-- start Passage given --

The Next Big Thing?

A sermon given at
The Episcopal Church at Princeton University
Princeton University Chapel
May 6, 2007
The Rev. Joan E. Fleming
Associate Chaplain

Easter 5-C
Acts 11:1-18
Revelation 21:1-6
John 13:31-35

From today's Collect: Almighty God, whom truly to know is everlasting life...

Is Christian faith more about life now or life after death? Enter any medieval church built between the year 1000 and 1350 or so, and you would have been powerfully convinced by the gaping Hell's mouth painted over the crossing or sculpted over the west door that Christian faith is all about whether we get to go to heaven or to hell after death. Listen to Jesus' "new commandment" to his disciples the night before he was to die, and you'd be persuaded that it is all about loving and living in the here and now. Just where does one locate the heart of Christian hope, in time or in eternity?

Some years ago, a newly confirmed teenager in my parish shook me severely with a book recommendation. With great enthusiasm, he pressed a volume into my hands, the best-selling novel, Left Behind. "You must read this!" he exclaimed. About three weeks later, I gave it back with almost equal enthusiasm, enthusiasm to get it off my hands and out of my sight. I had been able to stomach only a couple of chapters, but those two chapters were enough to convince me that however eagerly the series may be embraced by churchgoers on the Christian "right", the message of these books is antithetical to the very heart of Christianity.

-- end Passage given --
-- start Supplied entries --

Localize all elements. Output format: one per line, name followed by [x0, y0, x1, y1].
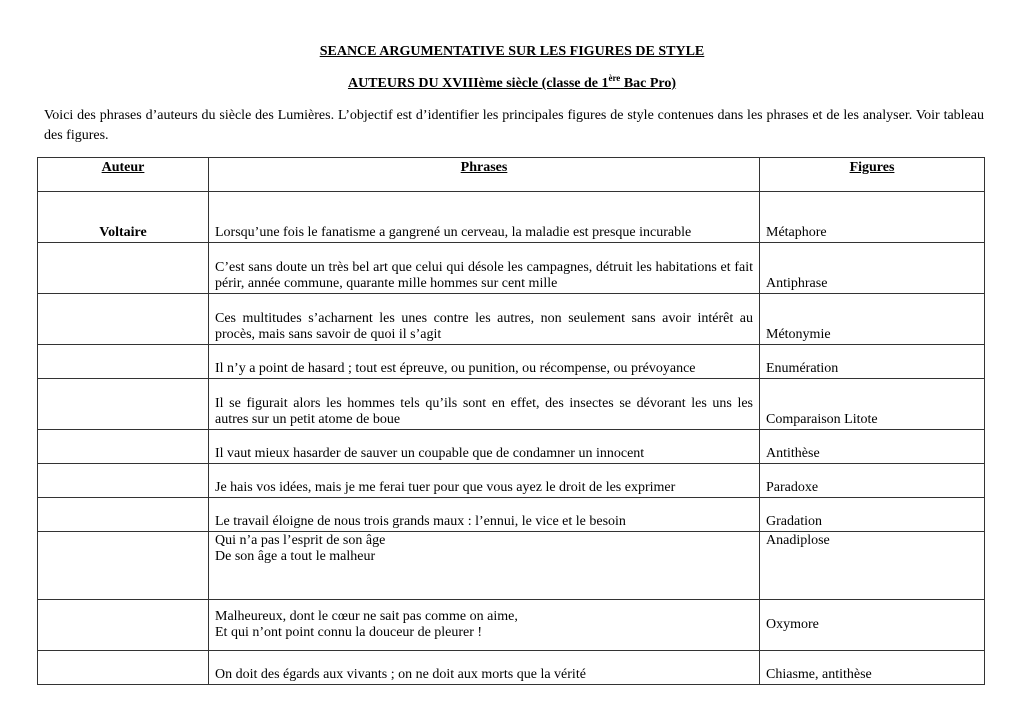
phrase-line: Malheureux, dont le cœur ne sait pas comme on aime, [215, 609, 518, 624]
header-author: Auteur [38, 158, 209, 192]
phrase-cell [209, 464, 760, 498]
table-row [38, 532, 985, 600]
phrase-line: Il se figurait alors les hommes tels qu’ils sont en effet, des insectes se dévorant les uns les autres sur un petit atome de boue [215, 396, 753, 427]
figure-cell: Comparaison Litote [760, 379, 985, 430]
subtitle-text-end: Bac Pro) [620, 76, 677, 91]
author-cell [38, 430, 209, 464]
phrase-line: Ces multitudes s’acharnent les unes contre les autres, non seulement sans avoir intérêt au procès, mais sans savoir de quoi il s’agit [215, 311, 753, 342]
figure-cell: Chiasme, antithèse [760, 651, 985, 685]
figure-cell: Paradoxe [760, 464, 985, 498]
phrase-cell [209, 651, 760, 685]
phrase-cell [209, 192, 760, 243]
subtitle-superscript: ère [608, 73, 621, 83]
figure-cell: Métaphore [760, 192, 985, 243]
phrase-line: De son âge a tout le malheur [215, 549, 376, 564]
table-row [38, 345, 985, 379]
header-figures: Figures [760, 158, 985, 192]
figures-table [37, 157, 985, 685]
phrase-cell [209, 243, 760, 294]
phrase-line: Qui n’a pas l’esprit de son âge [215, 533, 386, 548]
phrase-cell [209, 430, 760, 464]
figure-cell: Métonymie [760, 294, 985, 345]
figure-cell: Antithèse [760, 430, 985, 464]
figure-cell: Oxymore [760, 600, 985, 651]
table-row [38, 379, 985, 430]
author-cell [38, 345, 209, 379]
figure-cell: Enumération [760, 345, 985, 379]
phrase-line: Il vaut mieux hasarder de sauver un coupable que de condamner un innocent [215, 446, 645, 461]
phrase-cell [209, 379, 760, 430]
subtitle-text: AUTEURS DU XVIIIème siècle (classe de 1 [347, 76, 609, 91]
document-subtitle [0, 73, 1024, 92]
author-cell [38, 651, 209, 685]
table-row [38, 430, 985, 464]
phrase-cell [209, 532, 760, 600]
table-row [38, 498, 985, 532]
document-title: SEANCE ARGUMENTATIVE SUR LES FIGURES DE STYLE [319, 44, 705, 59]
table-body [38, 192, 985, 685]
phrase-cell [209, 345, 760, 379]
author-cell [38, 532, 209, 600]
phrase-cell [209, 600, 760, 651]
author-cell [38, 379, 209, 430]
author-cell [38, 498, 209, 532]
author-cell [38, 243, 209, 294]
phrase-cell [209, 294, 760, 345]
author-cell [38, 600, 209, 651]
figure-cell: Antiphrase [760, 243, 985, 294]
phrase-line: Lorsqu’une fois le fanatisme a gangrené un cerveau, la maladie est presque incurable [215, 225, 692, 240]
phrase-cell [209, 498, 760, 532]
phrase-line: Le travail éloigne de nous trois grands maux : l’ennui, le vice et le besoin [215, 514, 626, 529]
figure-cell: Anadiplose [760, 532, 985, 600]
table-row [38, 294, 985, 345]
figure-cell: Gradation [760, 498, 985, 532]
author-cell [38, 294, 209, 345]
header-phrases: Phrases [209, 158, 760, 192]
table-row [38, 651, 985, 685]
phrase-line: Je hais vos idées, mais je me ferai tuer pour que vous ayez le droit de les exprimer [215, 480, 676, 495]
author-cell [38, 464, 209, 498]
phrase-line: Et qui n’ont point connu la douceur de pleurer ! [215, 625, 483, 640]
phrase-line: On doit des égards aux vivants ; on ne doit aux morts que la vérité [215, 667, 586, 682]
intro-paragraph: Voici des phrases d’auteurs du siècle des Lumières. L’objectif est d’identifier les principales figures de style contenues dans les phrases et de les analyser. Voir tableau des figures. [44, 108, 984, 143]
table-header-row [38, 158, 985, 192]
table-row [38, 600, 985, 651]
table-row [38, 464, 985, 498]
phrase-line: Il n’y a point de hasard ; tout est épreuve, ou punition, ou récompense, ou prévoyance [215, 361, 696, 376]
table-row [38, 243, 985, 294]
author-cell: Voltaire [38, 192, 209, 243]
table-row [38, 192, 985, 243]
phrase-line: C’est sans doute un très bel art que celui qui désole les campagnes, détruit les habitations et fait périr, année commune, quarante mille hommes sur cent mille [215, 260, 753, 291]
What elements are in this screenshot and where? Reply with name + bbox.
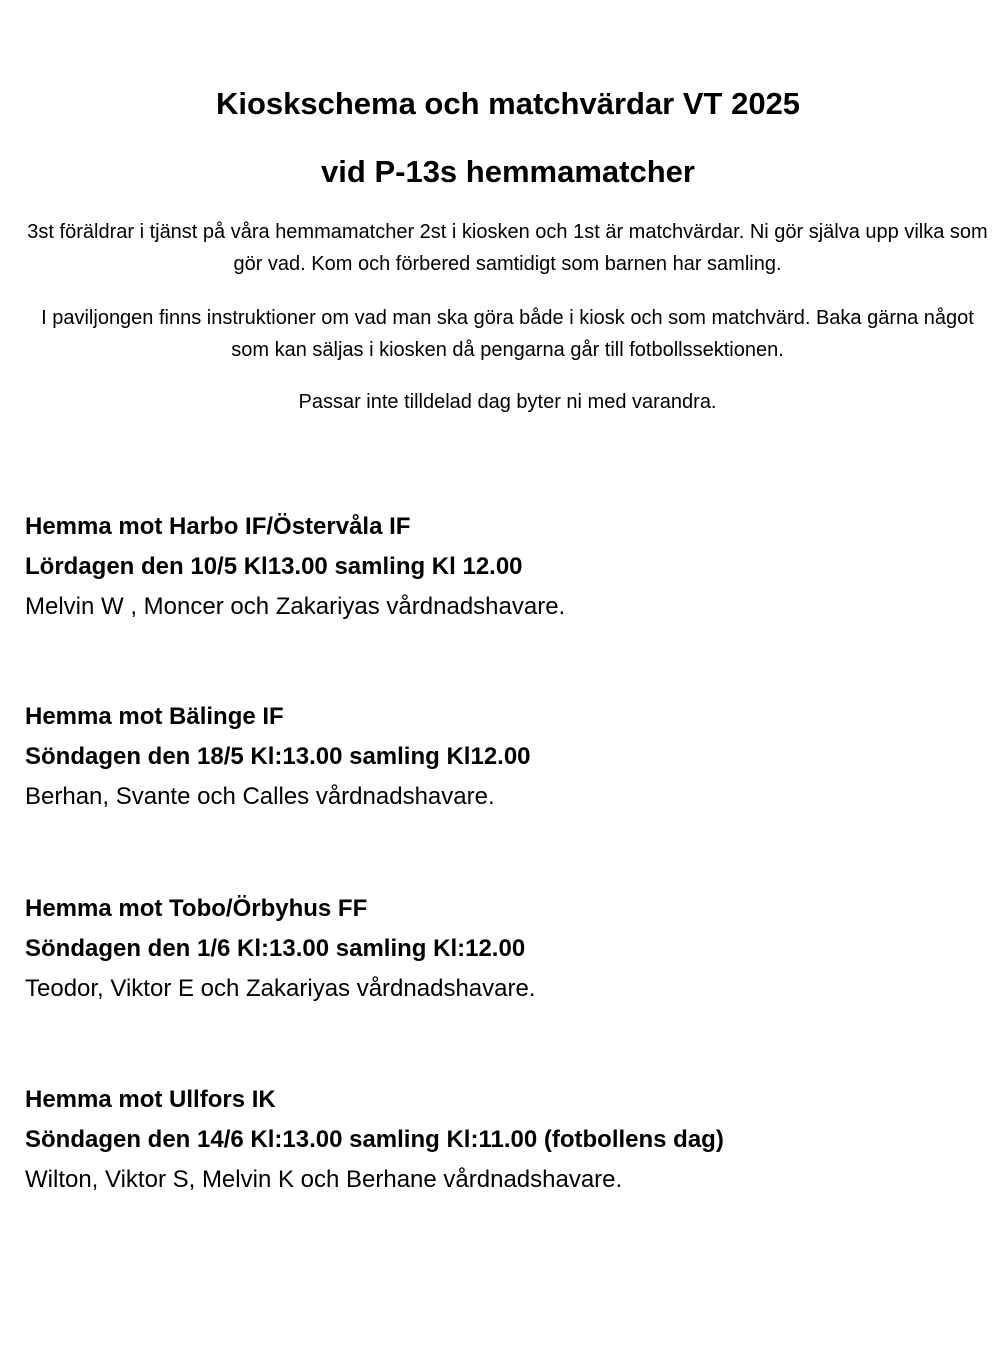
match-datetime: Söndagen den 1/6 Kl:13.00 samling Kl:12.00 (25, 935, 526, 962)
match-guardians: Teodor, Viktor E och Zakariyas vårdnadshavare. (25, 975, 536, 1002)
match-opponent: Hemma mot Harbo IF/Östervåla IF (25, 513, 411, 540)
match-datetime: Söndagen den 14/6 Kl:13.00 samling Kl:11.00 (fotbollens dag) (25, 1126, 724, 1153)
match-datetime: Lördagen den 10/5 Kl13.00 samling Kl 12.00 (25, 553, 523, 580)
match-guardians: Berhan, Svante och Calles vårdnadshavare. (25, 783, 495, 810)
match-guardians: Wilton, Viktor S, Melvin K och Berhane vårdnadshavare. (25, 1166, 623, 1193)
match-entry (25, 889, 985, 1009)
match-datetime: Söndagen den 18/5 Kl:13.00 samling Kl12.00 (25, 743, 531, 770)
intro-paragraph-staffing: 3st föräldrar i tjänst på våra hemmamatcher 2st i kiosken och 1st är matchvärdar. Ni gör själva upp vilka som gör vad. Kom och förbered samtidigt som barnen har samling. (27, 221, 988, 275)
match-opponent: Hemma mot Tobo/Örbyhus FF (25, 895, 368, 922)
page-title: Kioskschema och matchvärdar VT 2025 (215, 86, 801, 121)
intro-paragraph-pavilion: I paviljongen finns instruktioner om vad man ska göra både i kiosk och som matchvärd. Baka gärna något som kan säljas i kiosken då pengarna går till fotbollssektionen. (41, 307, 974, 361)
match-guardians: Melvin W , Moncer och Zakariyas vårdnadshavare. (25, 593, 566, 620)
match-opponent: Hemma mot Bälinge IF (25, 703, 284, 730)
match-entry (25, 1080, 985, 1200)
match-entry (25, 507, 985, 627)
page-subtitle: vid P-13s hemmamatcher (321, 154, 695, 189)
match-opponent: Hemma mot Ullfors IK (25, 1086, 276, 1113)
intro-paragraph-swap: Passar inte tilldelad dag byter ni med varandra. (298, 391, 717, 413)
match-entry (25, 697, 985, 817)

-- end Supplied entries --

### To do
A – Quote from the records, word for word, the lines from the line containing "phrase-line: Malheureux, dont" up to and including the line containing "phrase-line: De son".
B – Extend the sermon onward from its final sentence.
The sermon and the records are unrelated, independent material.

### Responses to the tasks
A –
phrase-line: Malheureux, dont le cœur ne sait pas comme on aime, [215, 609, 518, 624]
header-author: Auteur [38, 158, 209, 192]
phrase-cell [209, 464, 760, 498]
table-row [38, 532, 985, 600]
phrase-line: Il se figurait alors les hommes tels qu’ils sont en effet, des insectes se dévorant les uns les autres sur un petit atome de boue [215, 396, 753, 427]
figure-cell: Comparaison Litote [760, 379, 985, 430]
subtitle-text-end: Bac Pro) [620, 76, 677, 91]
author-cell [38, 430, 209, 464]
phrase-line: Ces multitudes s’acharnent les unes contre les autres, non seulement sans avoir intérêt au procès, mais sans savoir de quoi il s’agit [215, 311, 753, 342]
figure-cell: Chiasme, antithèse [760, 651, 985, 685]
figure-cell: Paradoxe [760, 464, 985, 498]
phrase-cell [209, 651, 760, 685]
phrase-cell [209, 192, 760, 243]
subtitle-superscript: ère [608, 73, 621, 83]
figure-cell: Métaphore [760, 192, 985, 243]
phrase-line: De son âge a tout le malheur [215, 549, 376, 564]

B –
The heart of the Left Behind series can be summed up with a little jingle that has been taught in many Sunday schools in this country: "Somewhere in outer space God has prepared a place for all those who trust him and obey... The countdown's getting closer every day." It is the vision of the authors of these extraordinary best-sellers, Tim LaHaye and Jerry Jenkins, that God will "rapture" the "saved" away from planet Earth, away from the chaos of destruction to be released on those who persist in unbelief, literally leaving behind those unworthy of life with God, to a fate horrible beyond imagining. Over 65 million of these books have been sold, a staggering number, and staggering evidently also to the authors, who claim that such huge sales are evidence of God's "anointing" approval of their work, and proof that, "Prophecy is God's love letter to man."

In the course of John's gospel, Jesus gives what seem like two conflicting messages about his departure from this world. Speaking in the context of his last meal with the disciples, we have just heard him say, "Where I am going, you cannot come." Insisting that he really is leaving them and his physical presence about to be taken away, he repeats that the disciples' love for each other will for ever be the proof of their allegiance to him: whether Jesus is present or absent his new commandment remains non-negotiable:

"I give you a new commandment, that you love one another. Just as I have loved you, you also should love one another. By this everyone will know that you are my disciples, if you have love for one another."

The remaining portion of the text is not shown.